* _EXERCISE DATA_
:::
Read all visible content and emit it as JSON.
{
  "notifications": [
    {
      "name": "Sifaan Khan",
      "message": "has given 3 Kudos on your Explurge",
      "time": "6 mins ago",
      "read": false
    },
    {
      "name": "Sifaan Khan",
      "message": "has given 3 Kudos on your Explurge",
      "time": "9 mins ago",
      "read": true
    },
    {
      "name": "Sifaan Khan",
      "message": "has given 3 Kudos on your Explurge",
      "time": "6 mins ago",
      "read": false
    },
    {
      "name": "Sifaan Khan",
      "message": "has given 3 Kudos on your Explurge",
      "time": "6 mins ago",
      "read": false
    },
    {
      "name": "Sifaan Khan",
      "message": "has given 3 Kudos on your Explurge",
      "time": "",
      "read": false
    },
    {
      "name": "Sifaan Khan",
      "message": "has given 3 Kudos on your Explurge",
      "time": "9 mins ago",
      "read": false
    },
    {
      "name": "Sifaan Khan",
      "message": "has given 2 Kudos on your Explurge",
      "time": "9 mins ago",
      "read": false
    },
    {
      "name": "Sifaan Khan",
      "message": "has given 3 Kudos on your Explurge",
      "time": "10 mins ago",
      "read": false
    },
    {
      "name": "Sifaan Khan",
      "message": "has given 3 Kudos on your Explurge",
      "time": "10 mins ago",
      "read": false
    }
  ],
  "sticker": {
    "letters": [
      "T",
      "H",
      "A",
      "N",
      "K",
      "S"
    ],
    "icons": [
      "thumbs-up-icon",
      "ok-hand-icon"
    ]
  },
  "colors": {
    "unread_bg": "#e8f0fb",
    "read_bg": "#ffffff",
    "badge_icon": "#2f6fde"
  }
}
:::
* _REQUIRED WORK_
Write out the records shown above, exactly as they appear.

* _THE ANSWER_
Read all visible content and emit it as JSON.
{
  "notifications": [
    {
      "name": "Sifaan Khan",
      "message": "has given 3 Kudos on your Explurge",
      "time": "6 mins ago",
      "read": false
    },
    {
      "name": "Sifaan Khan",
      "message": "has given 3 Kudos on your Explurge",
      "time": "9 mins ago",
      "read": true
    },
    {
      "name": "Sifaan Khan",
      "message": "has given 3 Kudos on your Explurge",
      "time": "6 mins ago",
      "read": false
    },
    {
      "name": "Sifaan Khan",
      "message": "has given 3 Kudos on your Explurge",
      "time": "6 mins ago",
      "read": false
    },
    {
      "name": "Sifaan Khan",
      "message": "has given 3 Kudos on your Explurge",
      "time": "",
      "read": false
    },
    {
      "name": "Sifaan Khan",
      "message": "has given 3 Kudos on your Explurge",
      "time": "9 mins ago",
      "read": false
    },
    {
      "name": "Sifaan Khan",
      "message": "has given 2 Kudos on your Explurge",
      "time": "9 mins ago",
      "read": false
    },
    {
      "name": "Sifaan Khan",
      "message": "has given 3 Kudos on your Explurge",
      "time": "10 mins ago",
      "read": false
    },
    {
      "name": "Sifaan Khan",
      "message": "has given 3 Kudos on your Explurge",
      "time": "10 mins ago",
      "read": false
    }
  ],
  "sticker": {
    "letters": [
      "T",
      "H",
      "A",
      "N",
      "K",
      "S"
    ],
    "icons": [
      "thumbs-up-icon",
      "ok-hand-icon"
    ]
  },
  "colors": {
    "unread_bg": "#e8f0fb",
    "read_bg": "#ffffff",
    "badge_icon": "#2f6fde"
  }
}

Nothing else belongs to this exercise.